• Input rows:
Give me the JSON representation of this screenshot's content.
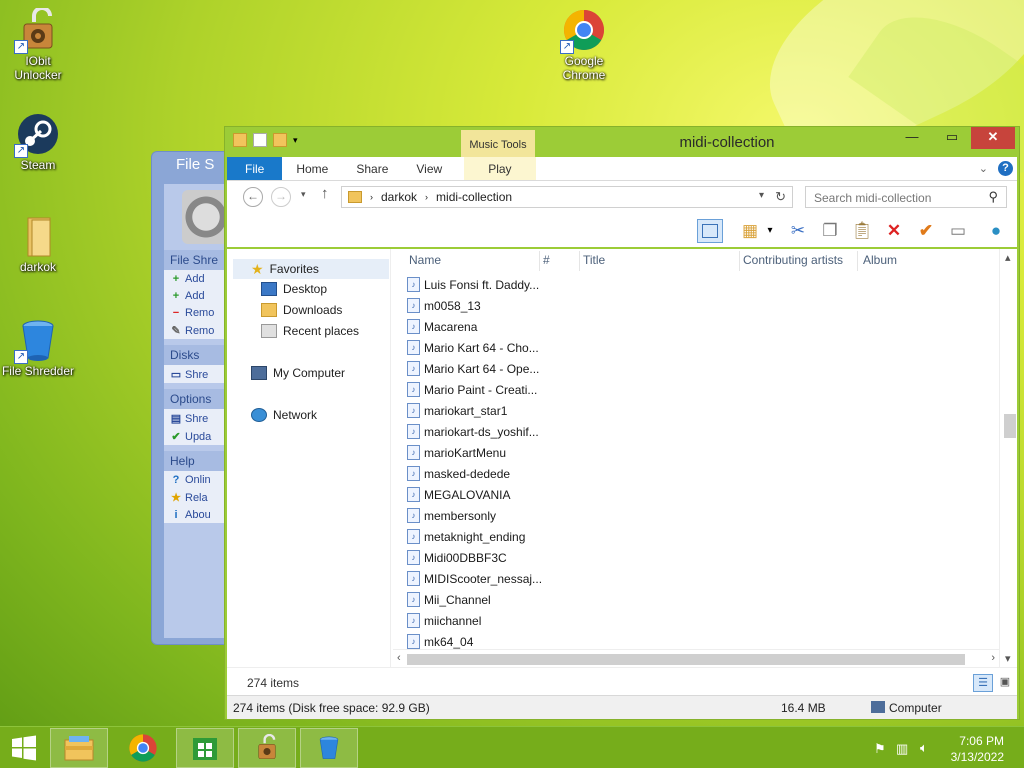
{
  "desktop": {
    "icons": [
      {
        "label": "IObit Unlocker",
        "icon": "padlock-gear-icon"
      },
      {
        "label": "Steam",
        "icon": "steam-icon"
      },
      {
        "label": "darkok",
        "icon": "folder-icon"
      },
      {
        "label": "File Shredder",
        "icon": "recycle-bin-icon"
      },
      {
        "label": "Google Chrome",
        "icon": "chrome-icon"
      }
    ]
  },
  "shredder": {
    "title": "File S",
    "groups": [
      {
        "header": "File Shre",
        "items": [
          {
            "label": "Add",
            "icon": "+"
          },
          {
            "label": "Add",
            "icon": "+"
          },
          {
            "label": "Remo",
            "icon": "−"
          },
          {
            "label": "Remo",
            "icon": "✎"
          }
        ]
      },
      {
        "header": "Disks",
        "items": [
          {
            "label": "Shre",
            "icon": "▭"
          }
        ]
      },
      {
        "header": "Options",
        "items": [
          {
            "label": "Shre",
            "icon": "▤"
          },
          {
            "label": "Upda",
            "icon": "✔"
          }
        ]
      },
      {
        "header": "Help",
        "items": [
          {
            "label": "Onlin",
            "icon": "?"
          },
          {
            "label": "Rela",
            "icon": "★"
          },
          {
            "label": "Abou",
            "icon": "i"
          }
        ]
      }
    ]
  },
  "explorer": {
    "title": "midi-collection",
    "context_tab": "Music Tools",
    "tabs": {
      "file": "File",
      "home": "Home",
      "share": "Share",
      "view": "View",
      "play": "Play"
    },
    "address": {
      "root": "darkok",
      "current": "midi-collection"
    },
    "search_placeholder": "Search midi-collection",
    "nav": {
      "favorites": "Favorites",
      "desktop": "Desktop",
      "downloads": "Downloads",
      "recent": "Recent places",
      "computer": "My Computer",
      "network": "Network"
    },
    "columns": {
      "name": "Name",
      "number": "#",
      "title": "Title",
      "artists": "Contributing artists",
      "album": "Album"
    },
    "files": [
      "Luis Fonsi ft. Daddy...",
      "m0058_13",
      "Macarena",
      "Mario Kart 64 - Cho...",
      "Mario Kart 64 - Ope...",
      "Mario Paint - Creati...",
      "mariokart_star1",
      "mariokart-ds_yoshif...",
      "marioKartMenu",
      "masked-dedede",
      "MEGALOVANIA",
      "membersonly",
      "metaknight_ending",
      "Midi00DBBF3C",
      "MIDIScooter_nessaj...",
      "Mii_Channel",
      "miichannel",
      "mk64_04"
    ],
    "item_count": "274 items",
    "status": {
      "items_free": "274 items (Disk free space: 92.9 GB)",
      "size": "16.4 MB",
      "location": "Computer"
    },
    "scroll_position": 0.41
  },
  "taskbar": {
    "time": "7:06 PM",
    "date": "3/13/2022",
    "apps": [
      "windows-start-icon",
      "file-explorer-icon",
      "chrome-icon",
      "store-icon",
      "iobit-unlocker-icon",
      "file-shredder-icon"
    ]
  },
  "colors": {
    "accent": "#1979ca",
    "window_frame": "#9ccc37",
    "taskbar": "#76ad1b",
    "close": "#c7443c"
  }
}
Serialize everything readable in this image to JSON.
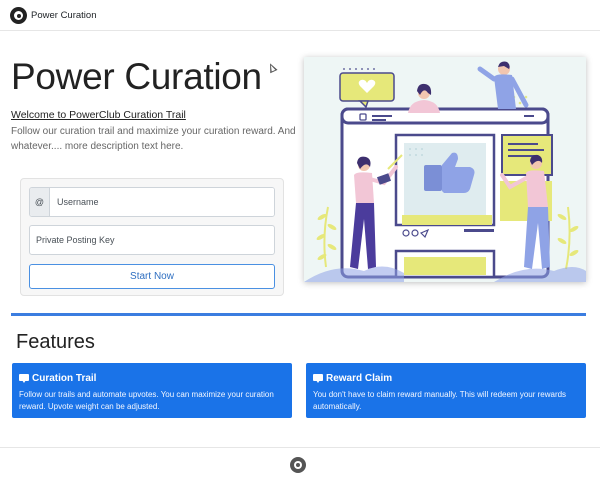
{
  "navbar": {
    "brand_text": "Power Curation",
    "logo_icon": "power-logo-icon"
  },
  "hero": {
    "title": "Power Curation",
    "welcome_link": "Welcome to PowerClub Curation Trail",
    "description": "Follow our curation trail and maximize your curation reward. And whatever.... more description text here."
  },
  "login": {
    "username_prefix": "@",
    "username_placeholder": "Username",
    "key_placeholder": "Private Posting Key",
    "start_button": "Start Now"
  },
  "illustration": {
    "name": "social-media-like-illustration"
  },
  "features": {
    "title": "Features",
    "items": [
      {
        "icon": "comment-icon",
        "title": "Curation Trail",
        "body": "Follow our trails and automate upvotes. You can maximize your curation reward. Upvote weight can be adjusted."
      },
      {
        "icon": "comment-icon",
        "title": "Reward Claim",
        "body": "You don't have to claim reward manually. This will redeem your rewards automatically."
      }
    ]
  },
  "colors": {
    "accent": "#1a73e8",
    "rule": "#3b7de0",
    "button_border": "#4a90e2"
  }
}
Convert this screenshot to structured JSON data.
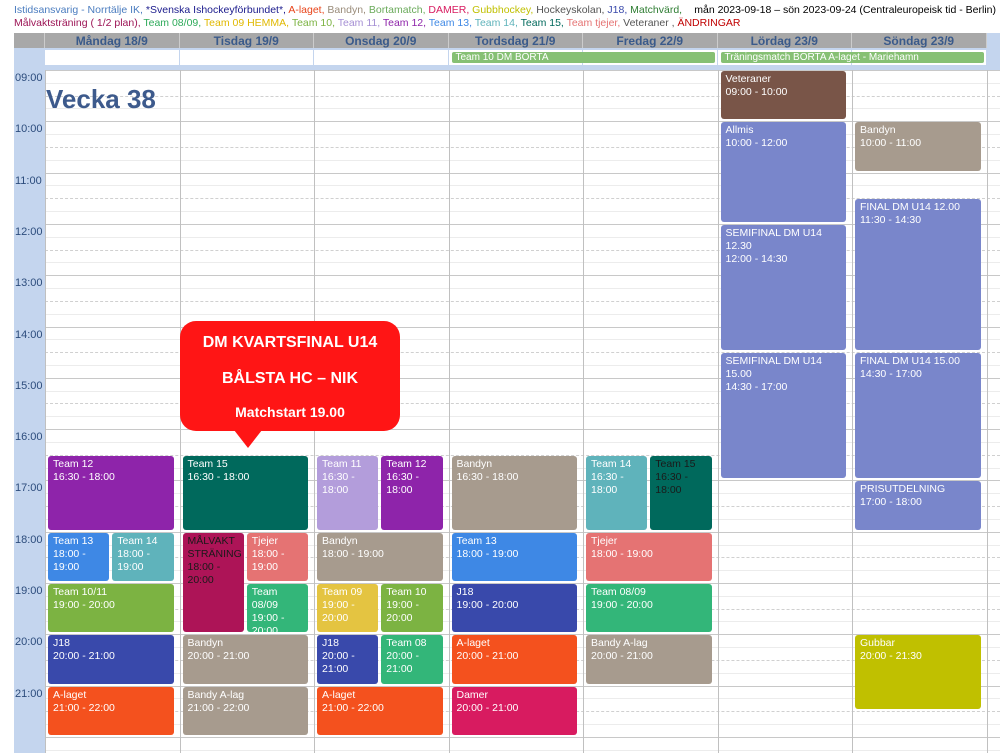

• Goal:
Repeat the listing verbatim. Skip the pictures.

• Solution below:
Give me the JSON representation of this screenshot's content.
{
  "desktop": {
    "icons": [
      {
        "label": "IObit Unlocker",
        "icon": "padlock-gear-icon"
      },
      {
        "label": "Steam",
        "icon": "steam-icon"
      },
      {
        "label": "darkok",
        "icon": "folder-icon"
      },
      {
        "label": "File Shredder",
        "icon": "recycle-bin-icon"
      },
      {
        "label": "Google Chrome",
        "icon": "chrome-icon"
      }
    ]
  },
  "shredder": {
    "title": "File S",
    "groups": [
      {
        "header": "File Shre",
        "items": [
          {
            "label": "Add",
            "icon": "+"
          },
          {
            "label": "Add",
            "icon": "+"
          },
          {
            "label": "Remo",
            "icon": "−"
          },
          {
            "label": "Remo",
            "icon": "✎"
          }
        ]
      },
      {
        "header": "Disks",
        "items": [
          {
            "label": "Shre",
            "icon": "▭"
          }
        ]
      },
      {
        "header": "Options",
        "items": [
          {
            "label": "Shre",
            "icon": "▤"
          },
          {
            "label": "Upda",
            "icon": "✔"
          }
        ]
      },
      {
        "header": "Help",
        "items": [
          {
            "label": "Onlin",
            "icon": "?"
          },
          {
            "label": "Rela",
            "icon": "★"
          },
          {
            "label": "Abou",
            "icon": "i"
          }
        ]
      }
    ]
  },
  "explorer": {
    "title": "midi-collection",
    "context_tab": "Music Tools",
    "tabs": {
      "file": "File",
      "home": "Home",
      "share": "Share",
      "view": "View",
      "play": "Play"
    },
    "address": {
      "root": "darkok",
      "current": "midi-collection"
    },
    "search_placeholder": "Search midi-collection",
    "nav": {
      "favorites": "Favorites",
      "desktop": "Desktop",
      "downloads": "Downloads",
      "recent": "Recent places",
      "computer": "My Computer",
      "network": "Network"
    },
    "columns": {
      "name": "Name",
      "number": "#",
      "title": "Title",
      "artists": "Contributing artists",
      "album": "Album"
    },
    "files": [
      "Luis Fonsi ft. Daddy...",
      "m0058_13",
      "Macarena",
      "Mario Kart 64 - Cho...",
      "Mario Kart 64 - Ope...",
      "Mario Paint - Creati...",
      "mariokart_star1",
      "mariokart-ds_yoshif...",
      "marioKartMenu",
      "masked-dedede",
      "MEGALOVANIA",
      "membersonly",
      "metaknight_ending",
      "Midi00DBBF3C",
      "MIDIScooter_nessaj...",
      "Mii_Channel",
      "miichannel",
      "mk64_04"
    ],
    "item_count": "274 items",
    "status": {
      "items_free": "274 items (Disk free space: 92.9 GB)",
      "size": "16.4 MB",
      "location": "Computer"
    },
    "scroll_position": 0.41
  },
  "taskbar": {
    "time": "7:06 PM",
    "date": "3/13/2022",
    "apps": [
      "windows-start-icon",
      "file-explorer-icon",
      "chrome-icon",
      "store-icon",
      "iobit-unlocker-icon",
      "file-shredder-icon"
    ]
  },
  "colors": {
    "accent": "#1979ca",
    "window_frame": "#9ccc37",
    "taskbar": "#76ad1b",
    "close": "#c7443c"
  }
}
Serialize everything readable in this image to JSON.
{
  "navbar": {
    "brand_text": "Power Curation",
    "logo_icon": "power-logo-icon"
  },
  "hero": {
    "title": "Power Curation",
    "welcome_link": "Welcome to PowerClub Curation Trail",
    "description": "Follow our curation trail and maximize your curation reward. And whatever.... more description text here."
  },
  "login": {
    "username_prefix": "@",
    "username_placeholder": "Username",
    "key_placeholder": "Private Posting Key",
    "start_button": "Start Now"
  },
  "illustration": {
    "name": "social-media-like-illustration"
  },
  "features": {
    "title": "Features",
    "items": [
      {
        "icon": "comment-icon",
        "title": "Curation Trail",
        "body": "Follow our trails and automate upvotes. You can maximize your curation reward. Upvote weight can be adjusted."
      },
      {
        "icon": "comment-icon",
        "title": "Reward Claim",
        "body": "You don't have to claim reward manually. This will redeem your rewards automatically."
      }
    ]
  },
  "colors": {
    "accent": "#1a73e8",
    "rule": "#3b7de0",
    "button_border": "#4a90e2"
  }
}
Convert this screenshot to structured JSON data.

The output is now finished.